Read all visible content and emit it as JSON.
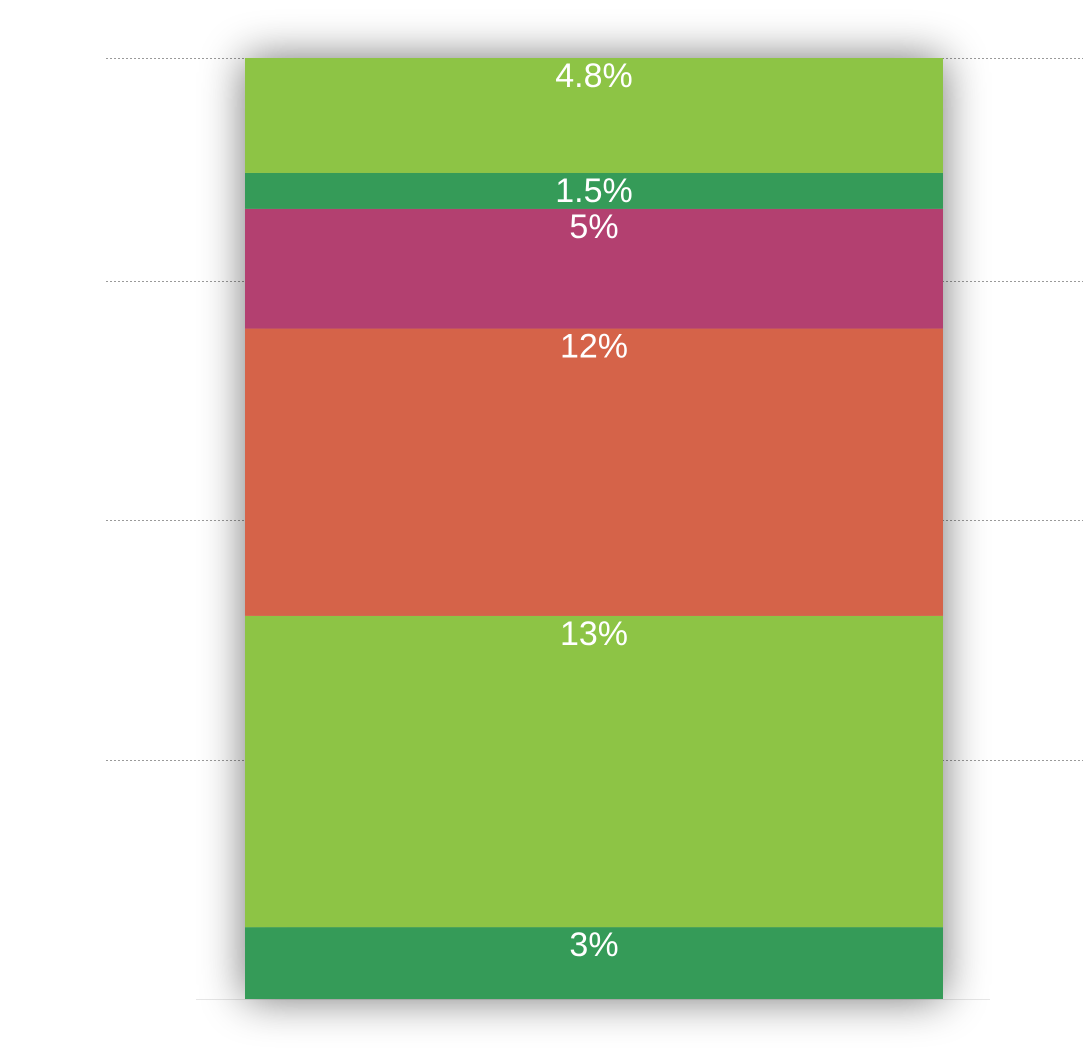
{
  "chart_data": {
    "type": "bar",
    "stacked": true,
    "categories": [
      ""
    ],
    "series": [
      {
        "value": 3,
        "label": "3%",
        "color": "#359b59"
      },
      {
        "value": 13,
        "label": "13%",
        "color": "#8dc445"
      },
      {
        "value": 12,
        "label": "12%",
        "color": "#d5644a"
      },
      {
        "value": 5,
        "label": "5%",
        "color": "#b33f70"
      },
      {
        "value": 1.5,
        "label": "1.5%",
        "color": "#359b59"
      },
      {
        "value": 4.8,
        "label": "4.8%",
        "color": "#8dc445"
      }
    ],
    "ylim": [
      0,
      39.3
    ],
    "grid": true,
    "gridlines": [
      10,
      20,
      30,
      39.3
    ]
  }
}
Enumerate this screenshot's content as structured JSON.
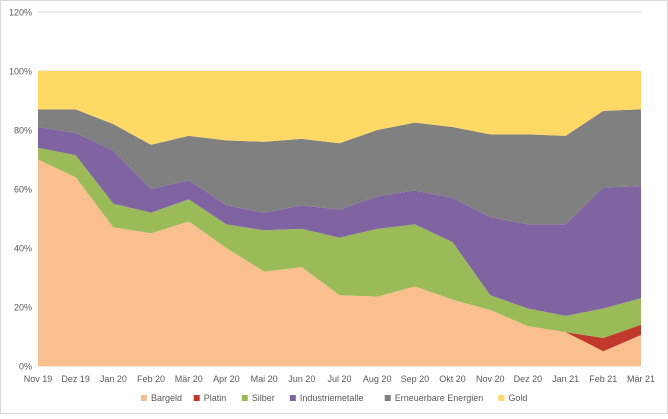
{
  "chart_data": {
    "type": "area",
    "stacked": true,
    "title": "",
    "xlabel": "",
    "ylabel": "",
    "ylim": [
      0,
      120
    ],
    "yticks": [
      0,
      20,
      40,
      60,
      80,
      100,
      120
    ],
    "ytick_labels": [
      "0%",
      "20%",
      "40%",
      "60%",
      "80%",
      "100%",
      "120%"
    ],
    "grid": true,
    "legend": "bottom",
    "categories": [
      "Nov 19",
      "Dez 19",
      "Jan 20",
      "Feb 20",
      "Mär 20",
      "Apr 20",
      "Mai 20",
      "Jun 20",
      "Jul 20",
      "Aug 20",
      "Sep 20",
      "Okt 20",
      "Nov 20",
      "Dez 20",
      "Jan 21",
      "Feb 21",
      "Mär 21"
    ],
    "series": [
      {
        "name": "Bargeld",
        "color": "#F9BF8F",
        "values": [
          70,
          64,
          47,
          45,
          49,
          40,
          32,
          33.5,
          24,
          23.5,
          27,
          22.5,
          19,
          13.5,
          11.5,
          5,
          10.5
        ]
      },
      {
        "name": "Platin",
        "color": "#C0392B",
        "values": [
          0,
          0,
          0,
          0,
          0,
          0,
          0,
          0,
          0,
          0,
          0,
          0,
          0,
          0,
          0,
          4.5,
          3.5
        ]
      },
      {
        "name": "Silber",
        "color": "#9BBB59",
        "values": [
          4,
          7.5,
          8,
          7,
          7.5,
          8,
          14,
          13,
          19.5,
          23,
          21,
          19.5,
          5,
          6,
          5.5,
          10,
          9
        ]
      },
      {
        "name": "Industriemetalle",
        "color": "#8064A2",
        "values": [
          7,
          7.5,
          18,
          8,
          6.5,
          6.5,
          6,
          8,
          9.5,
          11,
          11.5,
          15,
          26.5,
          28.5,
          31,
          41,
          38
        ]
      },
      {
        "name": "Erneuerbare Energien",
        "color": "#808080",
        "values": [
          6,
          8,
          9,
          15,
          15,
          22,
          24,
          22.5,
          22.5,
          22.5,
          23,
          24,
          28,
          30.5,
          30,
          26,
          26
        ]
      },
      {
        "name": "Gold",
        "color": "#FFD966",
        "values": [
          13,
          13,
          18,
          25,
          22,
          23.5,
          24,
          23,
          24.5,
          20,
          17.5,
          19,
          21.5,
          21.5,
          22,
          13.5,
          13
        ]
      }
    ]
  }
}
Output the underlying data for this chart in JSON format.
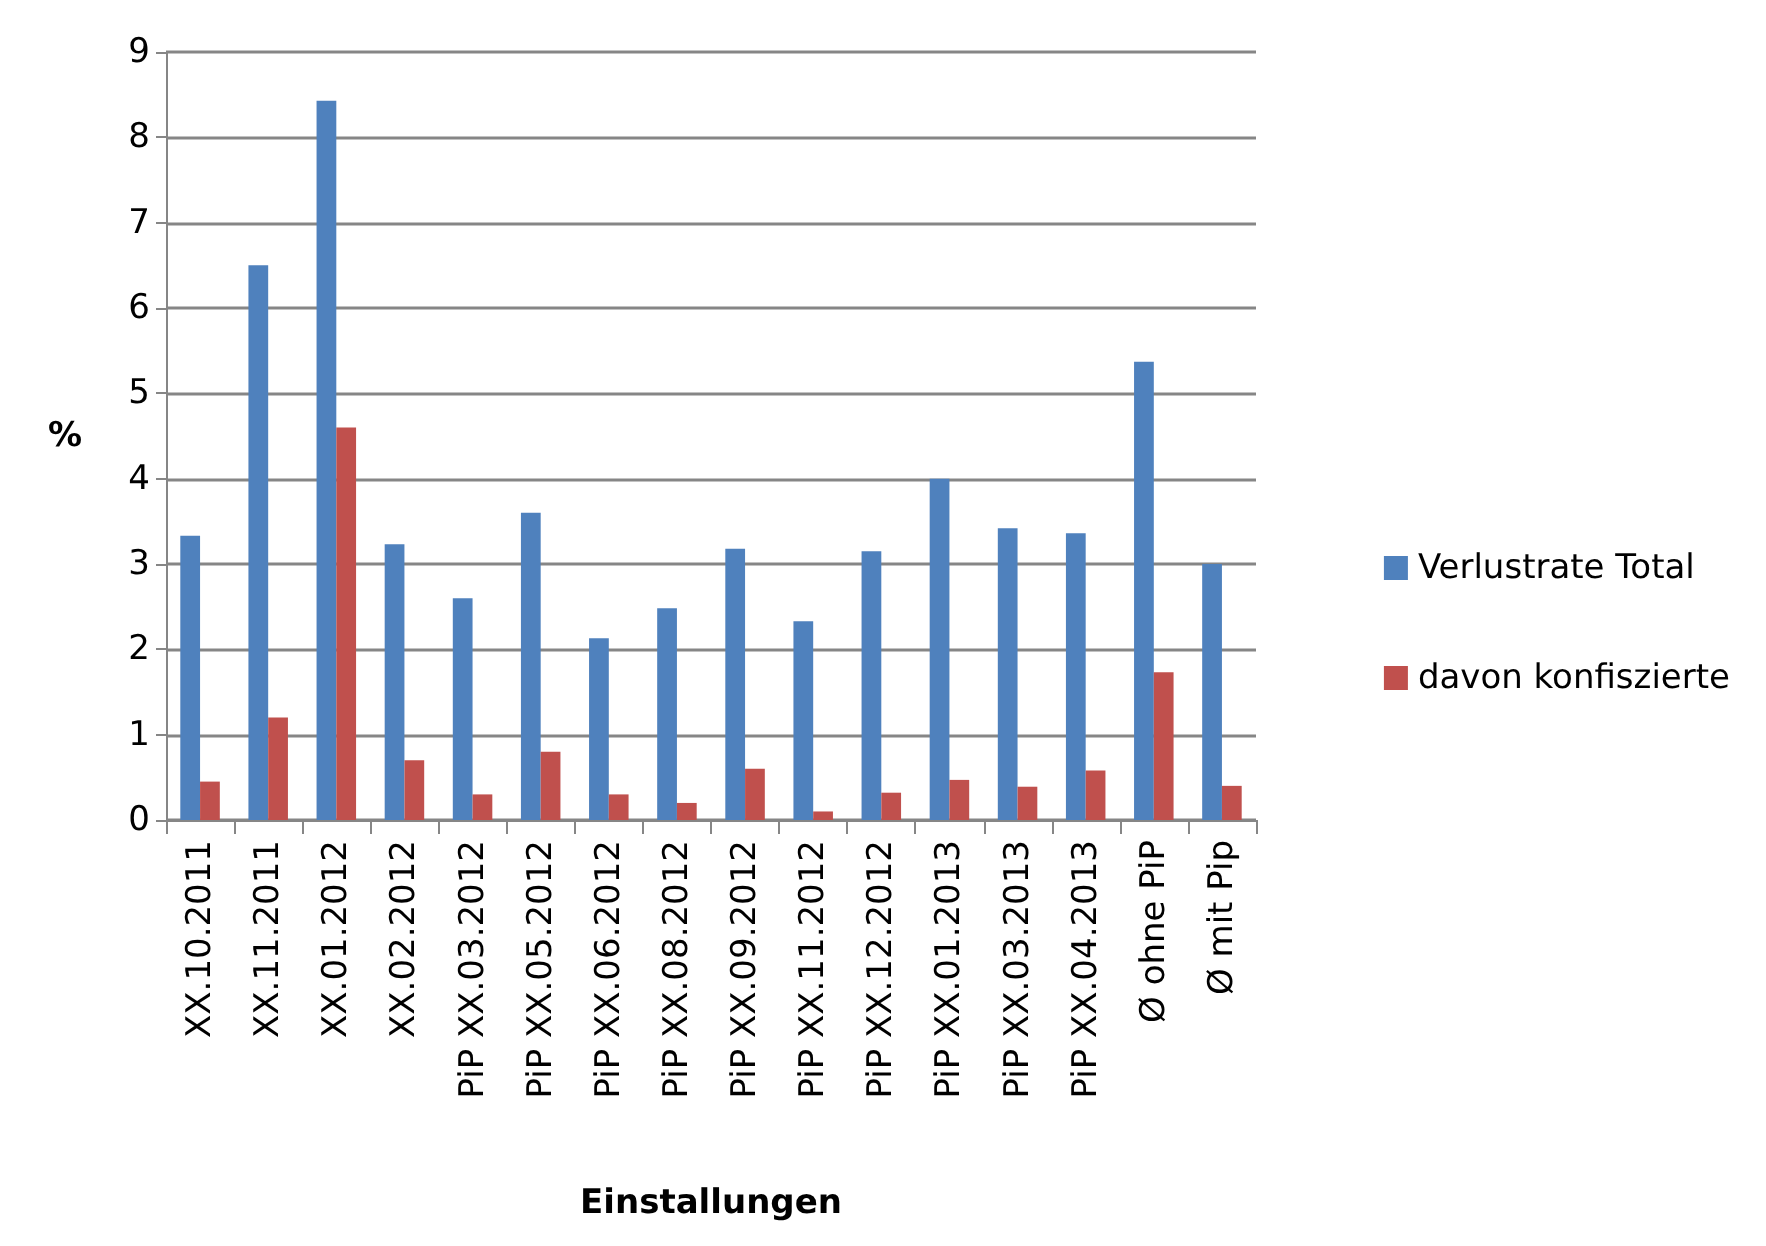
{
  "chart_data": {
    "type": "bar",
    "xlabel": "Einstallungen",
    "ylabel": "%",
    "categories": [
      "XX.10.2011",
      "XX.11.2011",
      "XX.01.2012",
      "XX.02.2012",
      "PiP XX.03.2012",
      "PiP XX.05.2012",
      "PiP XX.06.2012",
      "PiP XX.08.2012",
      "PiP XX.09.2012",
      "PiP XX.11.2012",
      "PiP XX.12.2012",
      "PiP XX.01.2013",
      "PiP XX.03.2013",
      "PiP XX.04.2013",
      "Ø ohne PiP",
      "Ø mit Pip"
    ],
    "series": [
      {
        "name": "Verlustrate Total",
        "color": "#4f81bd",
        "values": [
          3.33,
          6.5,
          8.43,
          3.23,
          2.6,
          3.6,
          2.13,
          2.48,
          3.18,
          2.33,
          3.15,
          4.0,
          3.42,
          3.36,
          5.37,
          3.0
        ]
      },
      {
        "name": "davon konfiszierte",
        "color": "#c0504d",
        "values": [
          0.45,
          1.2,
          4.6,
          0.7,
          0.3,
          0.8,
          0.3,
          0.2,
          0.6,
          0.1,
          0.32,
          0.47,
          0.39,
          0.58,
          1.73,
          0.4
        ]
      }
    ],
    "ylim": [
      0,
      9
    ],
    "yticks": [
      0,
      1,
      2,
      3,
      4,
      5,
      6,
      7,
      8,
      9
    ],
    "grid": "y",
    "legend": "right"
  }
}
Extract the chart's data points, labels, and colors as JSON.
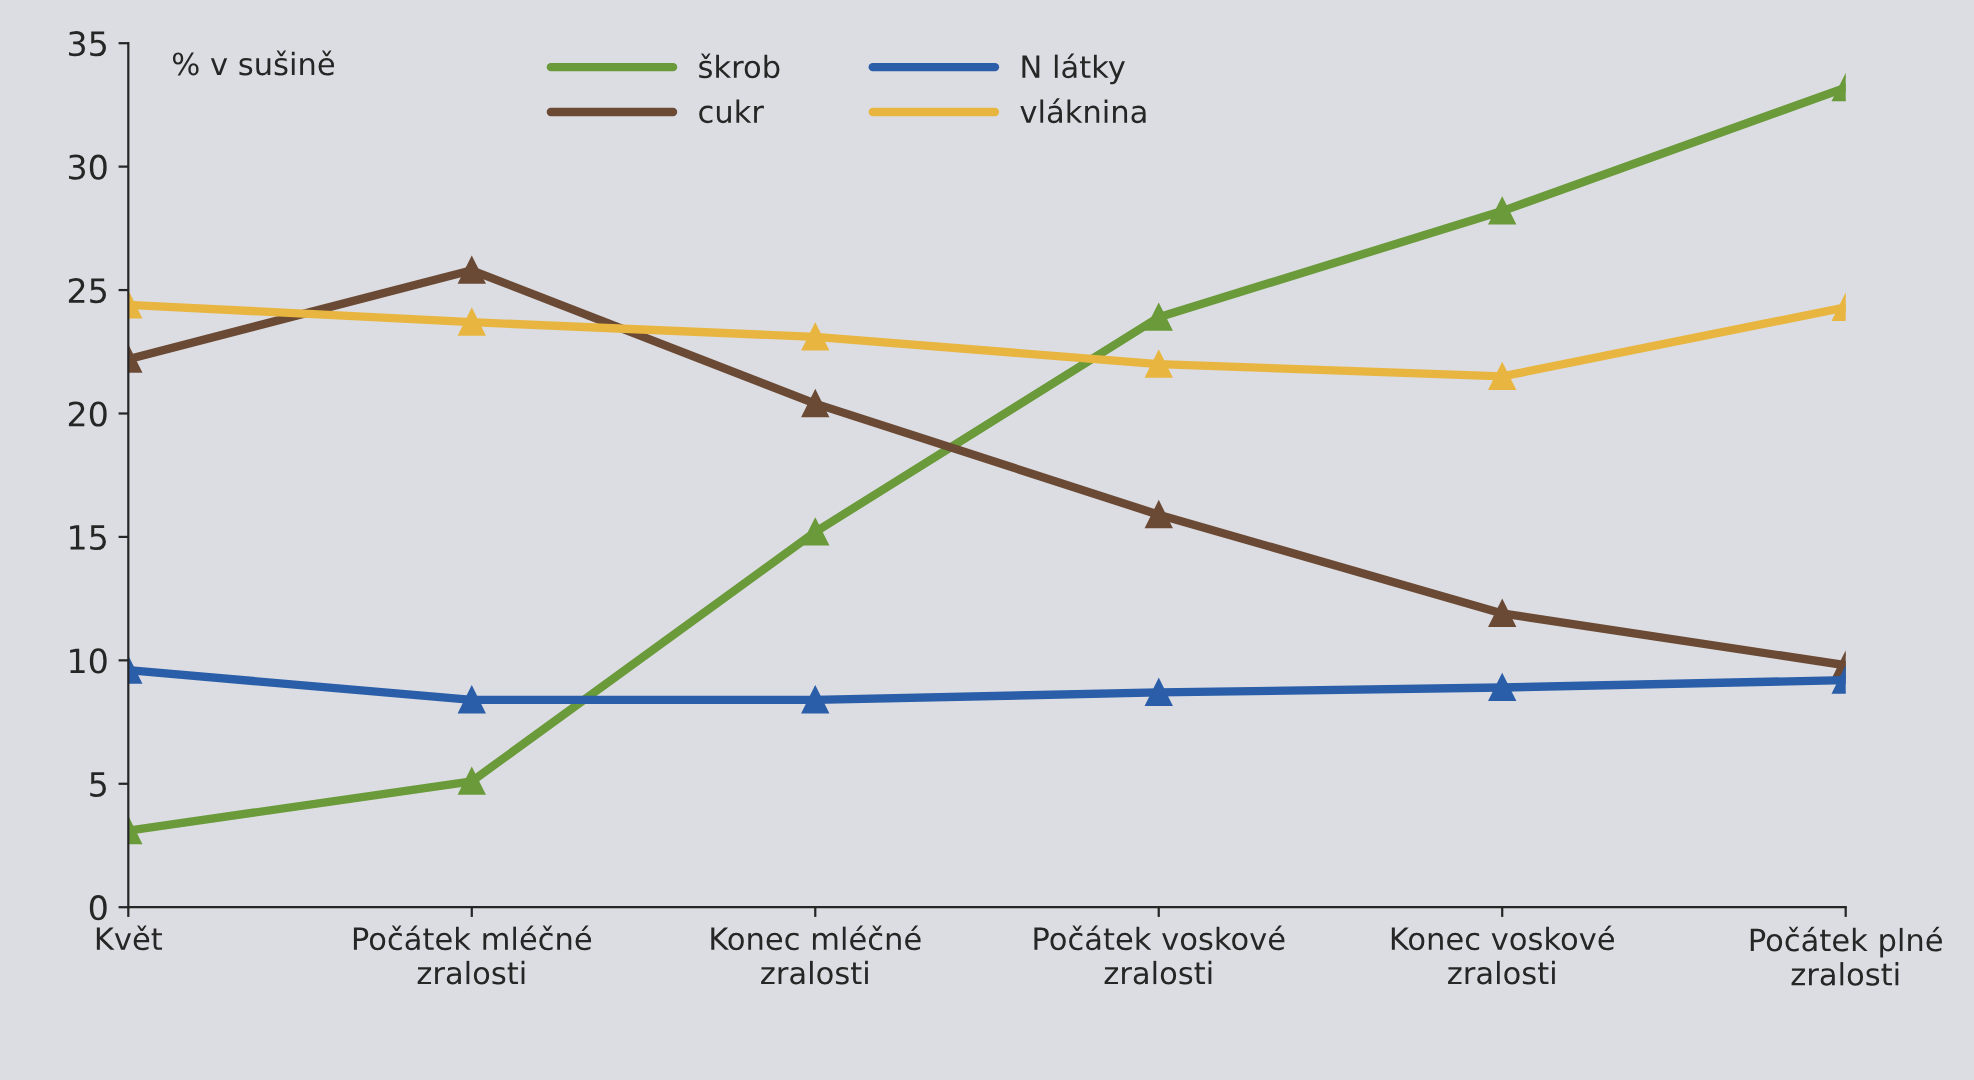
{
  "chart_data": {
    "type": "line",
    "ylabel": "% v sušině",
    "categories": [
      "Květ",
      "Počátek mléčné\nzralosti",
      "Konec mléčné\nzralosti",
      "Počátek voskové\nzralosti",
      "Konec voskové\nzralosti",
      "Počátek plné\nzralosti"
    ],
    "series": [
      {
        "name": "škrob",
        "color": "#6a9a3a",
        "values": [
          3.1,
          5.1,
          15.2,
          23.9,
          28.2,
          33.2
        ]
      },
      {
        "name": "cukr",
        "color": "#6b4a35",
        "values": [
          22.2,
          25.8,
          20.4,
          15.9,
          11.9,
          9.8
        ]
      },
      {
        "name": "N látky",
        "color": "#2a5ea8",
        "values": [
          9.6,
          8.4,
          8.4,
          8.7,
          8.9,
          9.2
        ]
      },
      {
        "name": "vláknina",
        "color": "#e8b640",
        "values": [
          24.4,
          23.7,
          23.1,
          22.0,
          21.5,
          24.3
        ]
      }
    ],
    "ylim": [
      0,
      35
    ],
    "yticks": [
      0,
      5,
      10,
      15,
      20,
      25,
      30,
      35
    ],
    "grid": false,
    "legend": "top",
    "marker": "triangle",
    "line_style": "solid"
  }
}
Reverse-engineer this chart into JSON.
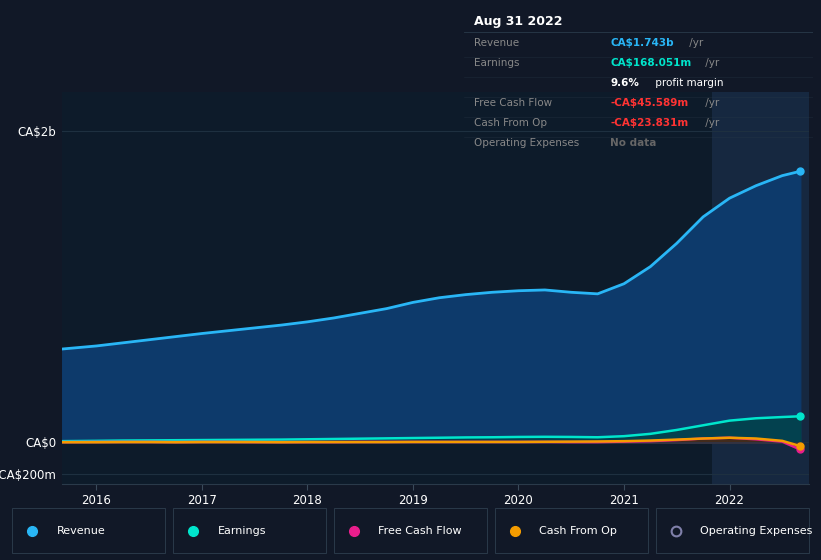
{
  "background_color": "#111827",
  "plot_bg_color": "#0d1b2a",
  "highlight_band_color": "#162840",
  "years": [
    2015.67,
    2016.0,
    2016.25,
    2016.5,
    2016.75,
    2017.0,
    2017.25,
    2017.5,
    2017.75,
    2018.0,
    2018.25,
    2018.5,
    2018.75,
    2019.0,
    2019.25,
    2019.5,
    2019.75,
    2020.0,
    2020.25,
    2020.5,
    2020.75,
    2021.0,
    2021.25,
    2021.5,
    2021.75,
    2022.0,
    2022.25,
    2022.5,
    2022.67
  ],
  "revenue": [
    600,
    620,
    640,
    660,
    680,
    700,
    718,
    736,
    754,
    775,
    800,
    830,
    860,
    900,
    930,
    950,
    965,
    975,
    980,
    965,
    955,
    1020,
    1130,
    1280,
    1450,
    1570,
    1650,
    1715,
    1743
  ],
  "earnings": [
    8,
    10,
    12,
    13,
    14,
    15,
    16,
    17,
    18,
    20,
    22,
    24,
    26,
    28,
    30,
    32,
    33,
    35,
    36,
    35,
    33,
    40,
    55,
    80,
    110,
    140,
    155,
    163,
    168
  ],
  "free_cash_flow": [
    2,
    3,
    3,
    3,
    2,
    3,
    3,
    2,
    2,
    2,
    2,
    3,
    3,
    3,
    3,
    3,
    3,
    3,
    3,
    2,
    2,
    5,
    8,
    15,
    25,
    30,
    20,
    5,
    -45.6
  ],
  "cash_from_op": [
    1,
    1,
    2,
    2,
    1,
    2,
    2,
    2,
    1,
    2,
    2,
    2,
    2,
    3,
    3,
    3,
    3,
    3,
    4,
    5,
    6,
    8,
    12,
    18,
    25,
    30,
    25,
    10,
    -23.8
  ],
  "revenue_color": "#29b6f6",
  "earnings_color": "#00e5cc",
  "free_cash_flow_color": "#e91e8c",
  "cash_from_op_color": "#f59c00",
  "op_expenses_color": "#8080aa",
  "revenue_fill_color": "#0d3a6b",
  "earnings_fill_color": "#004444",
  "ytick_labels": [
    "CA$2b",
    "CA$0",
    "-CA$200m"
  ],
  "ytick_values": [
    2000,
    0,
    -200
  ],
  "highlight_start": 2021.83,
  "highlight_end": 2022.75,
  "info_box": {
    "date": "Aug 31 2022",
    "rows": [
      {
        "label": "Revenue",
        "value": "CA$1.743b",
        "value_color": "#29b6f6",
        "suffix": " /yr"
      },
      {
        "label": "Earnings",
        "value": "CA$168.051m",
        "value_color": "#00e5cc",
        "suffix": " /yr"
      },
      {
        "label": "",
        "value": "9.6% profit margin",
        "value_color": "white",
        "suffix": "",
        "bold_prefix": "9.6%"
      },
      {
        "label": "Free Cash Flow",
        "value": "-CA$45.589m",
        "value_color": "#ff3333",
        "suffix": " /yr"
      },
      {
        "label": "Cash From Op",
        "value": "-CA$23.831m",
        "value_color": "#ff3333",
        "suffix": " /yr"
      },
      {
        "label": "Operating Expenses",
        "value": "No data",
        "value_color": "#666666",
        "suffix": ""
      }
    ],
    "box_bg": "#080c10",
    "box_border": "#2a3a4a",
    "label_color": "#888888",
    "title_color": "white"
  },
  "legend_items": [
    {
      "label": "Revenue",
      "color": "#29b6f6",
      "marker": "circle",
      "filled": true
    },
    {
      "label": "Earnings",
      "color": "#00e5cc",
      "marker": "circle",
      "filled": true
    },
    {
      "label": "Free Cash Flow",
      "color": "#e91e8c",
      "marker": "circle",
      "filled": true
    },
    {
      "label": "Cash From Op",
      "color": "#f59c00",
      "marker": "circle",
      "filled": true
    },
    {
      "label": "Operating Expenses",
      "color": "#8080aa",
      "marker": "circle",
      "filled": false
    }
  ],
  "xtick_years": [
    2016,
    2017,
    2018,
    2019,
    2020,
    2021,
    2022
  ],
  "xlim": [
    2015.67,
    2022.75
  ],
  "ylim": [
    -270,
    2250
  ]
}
• • • • • • •
Look through the entries and return every line where "type" appears.

    "type": "bar",
    "type": "area",
    "type": "bar",
    "type": "line",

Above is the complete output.